• _Excerpted data_
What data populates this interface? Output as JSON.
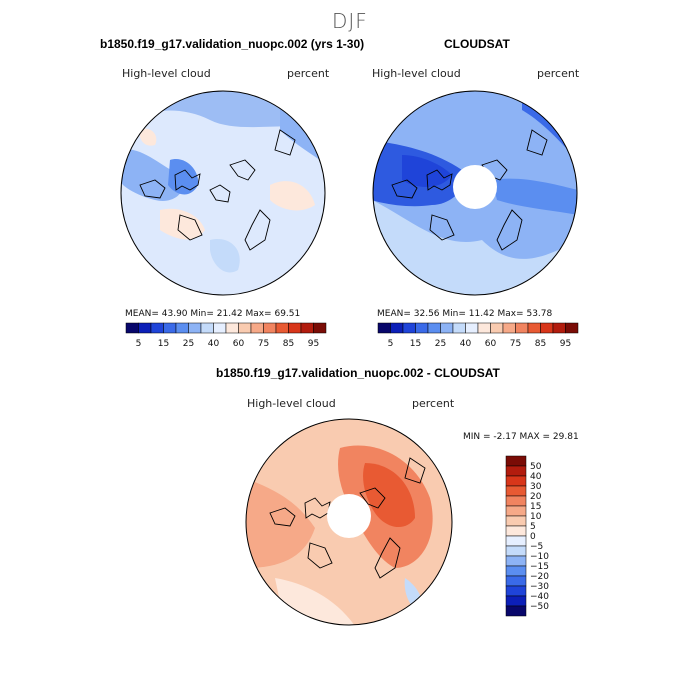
{
  "season": "DJF",
  "panels": {
    "model": {
      "title": "b1850.f19_g17.validation_nuopc.002 (yrs 1-30)",
      "variable": "High-level cloud",
      "units": "percent",
      "mean_label": "MEAN=",
      "mean": "43.90",
      "min_label": "Min=",
      "min": "21.42",
      "max_label": "Max=",
      "max": "69.51"
    },
    "obs": {
      "title": "CLOUDSAT",
      "variable": "High-level cloud",
      "units": "percent",
      "mean_label": "MEAN=",
      "mean": "32.56",
      "min_label": "Min=",
      "min": "11.42",
      "max_label": "Max=",
      "max": "53.78"
    },
    "diff": {
      "title": "b1850.f19_g17.validation_nuopc.002 - CLOUDSAT",
      "variable": "High-level cloud",
      "units": "percent",
      "stats_line": "MIN =   -2.17 MAX =   29.81"
    }
  },
  "colors": {
    "abs_scale": [
      "#08076b",
      "#0c1fb8",
      "#1f44d9",
      "#3a6ae8",
      "#5b8ef0",
      "#8db3f5",
      "#c4dbfa",
      "#e6efff",
      "#fde8dc",
      "#f9cbb0",
      "#f6a988",
      "#f18460",
      "#e85a33",
      "#d8361a",
      "#b21c0e",
      "#7a0c06"
    ],
    "diff_scale": [
      "#08076b",
      "#0c1fb8",
      "#1f44d9",
      "#3a6ae8",
      "#5b8ef0",
      "#8db3f5",
      "#c4dbfa",
      "#e6efff",
      "#fde8dc",
      "#f9cbb0",
      "#f6a988",
      "#f18460",
      "#e85a33",
      "#d8361a",
      "#b21c0e",
      "#7a0c06"
    ],
    "coast": "#000000"
  },
  "chart_data": [
    {
      "type": "heatmap",
      "projection": "north polar stereographic",
      "title": "b1850.f19_g17.validation_nuopc.002 (yrs 1-30)",
      "field": "High-level cloud",
      "units": "percent",
      "mean": 43.9,
      "min": 21.42,
      "max": 69.51,
      "colorbar_levels": [
        5,
        10,
        15,
        20,
        25,
        30,
        40,
        50,
        60,
        70,
        75,
        80,
        85,
        90,
        95
      ],
      "colorbar_ticks": [
        "5",
        "15",
        "25",
        "40",
        "60",
        "75",
        "85",
        "95"
      ]
    },
    {
      "type": "heatmap",
      "projection": "north polar stereographic",
      "title": "CLOUDSAT",
      "field": "High-level cloud",
      "units": "percent",
      "mean": 32.56,
      "min": 11.42,
      "max": 53.78,
      "polar_gap": true,
      "colorbar_levels": [
        5,
        10,
        15,
        20,
        25,
        30,
        40,
        50,
        60,
        70,
        75,
        80,
        85,
        90,
        95
      ],
      "colorbar_ticks": [
        "5",
        "15",
        "25",
        "40",
        "60",
        "75",
        "85",
        "95"
      ]
    },
    {
      "type": "heatmap",
      "projection": "north polar stereographic",
      "title": "b1850.f19_g17.validation_nuopc.002 - CLOUDSAT",
      "field": "High-level cloud",
      "units": "percent",
      "min": -2.17,
      "max": 29.81,
      "polar_gap": true,
      "colorbar_levels": [
        -50,
        -40,
        -30,
        -20,
        -15,
        -10,
        -5,
        0,
        5,
        10,
        15,
        20,
        30,
        40,
        50
      ],
      "colorbar_ticks": [
        "50",
        "40",
        "30",
        "20",
        "15",
        "10",
        "5",
        "0",
        "−5",
        "−10",
        "−15",
        "−20",
        "−30",
        "−40",
        "−50"
      ]
    }
  ]
}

• _Task brief_
The records shown above are to be repeated exactly, with the pictures left out.

• _Full solution_
What data populates this interface? Output as JSON.
{
  "season": "DJF",
  "panels": {
    "model": {
      "title": "b1850.f19_g17.validation_nuopc.002 (yrs 1-30)",
      "variable": "High-level cloud",
      "units": "percent",
      "mean_label": "MEAN=",
      "mean": "43.90",
      "min_label": "Min=",
      "min": "21.42",
      "max_label": "Max=",
      "max": "69.51"
    },
    "obs": {
      "title": "CLOUDSAT",
      "variable": "High-level cloud",
      "units": "percent",
      "mean_label": "MEAN=",
      "mean": "32.56",
      "min_label": "Min=",
      "min": "11.42",
      "max_label": "Max=",
      "max": "53.78"
    },
    "diff": {
      "title": "b1850.f19_g17.validation_nuopc.002 - CLOUDSAT",
      "variable": "High-level cloud",
      "units": "percent",
      "stats_line": "MIN =   -2.17 MAX =   29.81"
    }
  },
  "colors": {
    "abs_scale": [
      "#08076b",
      "#0c1fb8",
      "#1f44d9",
      "#3a6ae8",
      "#5b8ef0",
      "#8db3f5",
      "#c4dbfa",
      "#e6efff",
      "#fde8dc",
      "#f9cbb0",
      "#f6a988",
      "#f18460",
      "#e85a33",
      "#d8361a",
      "#b21c0e",
      "#7a0c06"
    ],
    "diff_scale": [
      "#08076b",
      "#0c1fb8",
      "#1f44d9",
      "#3a6ae8",
      "#5b8ef0",
      "#8db3f5",
      "#c4dbfa",
      "#e6efff",
      "#fde8dc",
      "#f9cbb0",
      "#f6a988",
      "#f18460",
      "#e85a33",
      "#d8361a",
      "#b21c0e",
      "#7a0c06"
    ],
    "coast": "#000000"
  },
  "chart_data": [
    {
      "type": "heatmap",
      "projection": "north polar stereographic",
      "title": "b1850.f19_g17.validation_nuopc.002 (yrs 1-30)",
      "field": "High-level cloud",
      "units": "percent",
      "mean": 43.9,
      "min": 21.42,
      "max": 69.51,
      "colorbar_levels": [
        5,
        10,
        15,
        20,
        25,
        30,
        40,
        50,
        60,
        70,
        75,
        80,
        85,
        90,
        95
      ],
      "colorbar_ticks": [
        "5",
        "15",
        "25",
        "40",
        "60",
        "75",
        "85",
        "95"
      ]
    },
    {
      "type": "heatmap",
      "projection": "north polar stereographic",
      "title": "CLOUDSAT",
      "field": "High-level cloud",
      "units": "percent",
      "mean": 32.56,
      "min": 11.42,
      "max": 53.78,
      "polar_gap": true,
      "colorbar_levels": [
        5,
        10,
        15,
        20,
        25,
        30,
        40,
        50,
        60,
        70,
        75,
        80,
        85,
        90,
        95
      ],
      "colorbar_ticks": [
        "5",
        "15",
        "25",
        "40",
        "60",
        "75",
        "85",
        "95"
      ]
    },
    {
      "type": "heatmap",
      "projection": "north polar stereographic",
      "title": "b1850.f19_g17.validation_nuopc.002 - CLOUDSAT",
      "field": "High-level cloud",
      "units": "percent",
      "min": -2.17,
      "max": 29.81,
      "polar_gap": true,
      "colorbar_levels": [
        -50,
        -40,
        -30,
        -20,
        -15,
        -10,
        -5,
        0,
        5,
        10,
        15,
        20,
        30,
        40,
        50
      ],
      "colorbar_ticks": [
        "50",
        "40",
        "30",
        "20",
        "15",
        "10",
        "5",
        "0",
        "−5",
        "−10",
        "−15",
        "−20",
        "−30",
        "−40",
        "−50"
      ]
    }
  ]
}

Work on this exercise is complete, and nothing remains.